From the entries that follow, pick out all lines holding "will".

Records from a dataset:
============
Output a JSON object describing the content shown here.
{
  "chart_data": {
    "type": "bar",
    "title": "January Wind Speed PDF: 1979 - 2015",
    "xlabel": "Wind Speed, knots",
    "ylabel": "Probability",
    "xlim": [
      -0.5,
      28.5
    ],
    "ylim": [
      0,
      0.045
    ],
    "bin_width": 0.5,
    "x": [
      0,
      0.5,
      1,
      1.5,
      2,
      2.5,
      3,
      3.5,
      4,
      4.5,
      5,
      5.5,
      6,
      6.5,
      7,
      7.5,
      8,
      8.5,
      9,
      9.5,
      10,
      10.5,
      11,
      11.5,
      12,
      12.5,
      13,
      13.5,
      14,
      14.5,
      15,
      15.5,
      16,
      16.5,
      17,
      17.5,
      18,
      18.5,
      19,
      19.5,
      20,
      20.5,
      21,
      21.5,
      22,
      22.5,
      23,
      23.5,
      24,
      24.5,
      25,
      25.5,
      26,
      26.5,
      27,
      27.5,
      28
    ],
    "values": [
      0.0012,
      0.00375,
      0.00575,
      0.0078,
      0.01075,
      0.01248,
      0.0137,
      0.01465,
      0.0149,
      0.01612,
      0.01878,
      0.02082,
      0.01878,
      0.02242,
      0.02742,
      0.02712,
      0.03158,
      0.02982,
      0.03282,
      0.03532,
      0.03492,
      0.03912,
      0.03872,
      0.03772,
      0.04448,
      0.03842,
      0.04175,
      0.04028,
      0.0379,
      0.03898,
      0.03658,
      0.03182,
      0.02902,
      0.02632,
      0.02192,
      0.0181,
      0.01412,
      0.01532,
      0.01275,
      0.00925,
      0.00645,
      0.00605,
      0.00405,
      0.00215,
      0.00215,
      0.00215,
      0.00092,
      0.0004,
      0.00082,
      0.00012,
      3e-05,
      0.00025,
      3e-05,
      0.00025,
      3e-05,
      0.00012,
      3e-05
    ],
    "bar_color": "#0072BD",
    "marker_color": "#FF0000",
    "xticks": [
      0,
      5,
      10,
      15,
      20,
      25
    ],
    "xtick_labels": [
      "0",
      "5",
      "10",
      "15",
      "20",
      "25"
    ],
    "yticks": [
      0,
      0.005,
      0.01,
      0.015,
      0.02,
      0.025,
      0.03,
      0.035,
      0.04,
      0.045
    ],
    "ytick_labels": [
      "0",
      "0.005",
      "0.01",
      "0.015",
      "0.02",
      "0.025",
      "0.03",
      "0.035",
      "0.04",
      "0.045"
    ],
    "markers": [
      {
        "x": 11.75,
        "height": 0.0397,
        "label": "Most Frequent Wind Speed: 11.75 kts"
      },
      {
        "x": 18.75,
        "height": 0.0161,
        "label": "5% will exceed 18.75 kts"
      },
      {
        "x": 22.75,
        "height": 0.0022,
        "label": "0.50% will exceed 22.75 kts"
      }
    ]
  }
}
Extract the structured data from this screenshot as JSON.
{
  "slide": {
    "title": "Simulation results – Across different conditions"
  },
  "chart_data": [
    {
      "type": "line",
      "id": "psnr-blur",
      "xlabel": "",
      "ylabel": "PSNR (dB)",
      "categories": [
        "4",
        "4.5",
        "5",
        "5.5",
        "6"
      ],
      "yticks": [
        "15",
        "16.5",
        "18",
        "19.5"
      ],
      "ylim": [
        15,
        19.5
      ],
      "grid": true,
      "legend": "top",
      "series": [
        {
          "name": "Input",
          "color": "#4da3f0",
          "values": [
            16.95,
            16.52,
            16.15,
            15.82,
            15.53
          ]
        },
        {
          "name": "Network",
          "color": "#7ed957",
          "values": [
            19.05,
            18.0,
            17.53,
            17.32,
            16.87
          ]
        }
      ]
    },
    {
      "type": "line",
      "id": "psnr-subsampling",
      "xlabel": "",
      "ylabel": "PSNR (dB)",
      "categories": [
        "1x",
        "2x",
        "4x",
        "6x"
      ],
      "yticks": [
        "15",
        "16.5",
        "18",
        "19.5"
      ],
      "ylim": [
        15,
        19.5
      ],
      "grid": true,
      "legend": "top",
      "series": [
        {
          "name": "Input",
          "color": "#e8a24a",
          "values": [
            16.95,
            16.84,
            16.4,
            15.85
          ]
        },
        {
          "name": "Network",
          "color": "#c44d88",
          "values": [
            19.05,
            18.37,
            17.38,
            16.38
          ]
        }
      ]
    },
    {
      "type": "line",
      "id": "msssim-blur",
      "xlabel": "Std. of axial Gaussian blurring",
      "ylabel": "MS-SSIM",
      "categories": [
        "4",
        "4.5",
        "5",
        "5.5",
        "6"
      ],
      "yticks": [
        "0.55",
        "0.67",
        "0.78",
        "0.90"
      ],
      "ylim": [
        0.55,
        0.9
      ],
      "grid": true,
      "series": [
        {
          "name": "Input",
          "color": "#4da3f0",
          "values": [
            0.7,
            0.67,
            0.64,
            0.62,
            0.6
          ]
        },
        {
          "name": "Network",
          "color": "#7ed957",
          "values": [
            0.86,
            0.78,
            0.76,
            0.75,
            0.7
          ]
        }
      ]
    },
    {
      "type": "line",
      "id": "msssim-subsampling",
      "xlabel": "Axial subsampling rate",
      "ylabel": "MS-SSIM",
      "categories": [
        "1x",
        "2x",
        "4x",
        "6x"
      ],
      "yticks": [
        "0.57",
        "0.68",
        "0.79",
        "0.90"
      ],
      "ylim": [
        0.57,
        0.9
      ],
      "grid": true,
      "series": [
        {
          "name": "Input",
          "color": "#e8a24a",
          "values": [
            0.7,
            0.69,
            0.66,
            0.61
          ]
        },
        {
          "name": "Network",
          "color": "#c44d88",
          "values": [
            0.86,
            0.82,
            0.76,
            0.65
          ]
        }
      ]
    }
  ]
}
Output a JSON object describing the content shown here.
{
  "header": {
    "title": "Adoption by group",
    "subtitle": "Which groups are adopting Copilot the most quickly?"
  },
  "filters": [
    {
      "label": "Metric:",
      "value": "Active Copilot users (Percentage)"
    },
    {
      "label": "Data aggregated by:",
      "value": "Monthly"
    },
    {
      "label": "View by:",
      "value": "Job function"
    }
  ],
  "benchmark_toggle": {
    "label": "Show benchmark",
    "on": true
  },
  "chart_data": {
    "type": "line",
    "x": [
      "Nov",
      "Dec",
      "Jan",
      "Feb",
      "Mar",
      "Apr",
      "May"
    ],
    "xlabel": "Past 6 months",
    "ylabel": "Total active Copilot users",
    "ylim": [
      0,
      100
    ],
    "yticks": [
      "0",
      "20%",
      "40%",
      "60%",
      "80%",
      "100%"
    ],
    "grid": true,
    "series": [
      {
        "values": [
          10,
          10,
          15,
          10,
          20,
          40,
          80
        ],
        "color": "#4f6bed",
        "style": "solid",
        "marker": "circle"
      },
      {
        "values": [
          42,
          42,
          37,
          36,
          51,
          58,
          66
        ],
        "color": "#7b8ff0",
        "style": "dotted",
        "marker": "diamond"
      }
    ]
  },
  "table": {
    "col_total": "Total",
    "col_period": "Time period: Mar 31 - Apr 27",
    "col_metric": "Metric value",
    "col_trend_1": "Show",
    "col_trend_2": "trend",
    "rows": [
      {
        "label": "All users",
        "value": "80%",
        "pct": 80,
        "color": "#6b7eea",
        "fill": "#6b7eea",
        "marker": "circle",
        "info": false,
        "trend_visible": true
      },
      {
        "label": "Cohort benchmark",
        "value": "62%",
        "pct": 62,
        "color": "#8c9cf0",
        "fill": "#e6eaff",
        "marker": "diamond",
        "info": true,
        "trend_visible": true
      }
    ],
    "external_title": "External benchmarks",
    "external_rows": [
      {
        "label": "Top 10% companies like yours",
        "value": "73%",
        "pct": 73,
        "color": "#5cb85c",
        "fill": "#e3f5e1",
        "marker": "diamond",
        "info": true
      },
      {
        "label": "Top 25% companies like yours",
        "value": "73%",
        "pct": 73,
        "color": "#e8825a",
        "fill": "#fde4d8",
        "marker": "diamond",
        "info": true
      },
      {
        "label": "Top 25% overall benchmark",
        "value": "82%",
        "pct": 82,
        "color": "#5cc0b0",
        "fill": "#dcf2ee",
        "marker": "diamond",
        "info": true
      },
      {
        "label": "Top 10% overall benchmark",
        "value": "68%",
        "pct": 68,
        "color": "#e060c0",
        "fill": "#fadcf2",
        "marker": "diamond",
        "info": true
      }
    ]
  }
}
============
> _Problem solution_:
        "label": "5% will exceed 18.75 kts"
        "label": "0.50% will exceed 22.75 kts"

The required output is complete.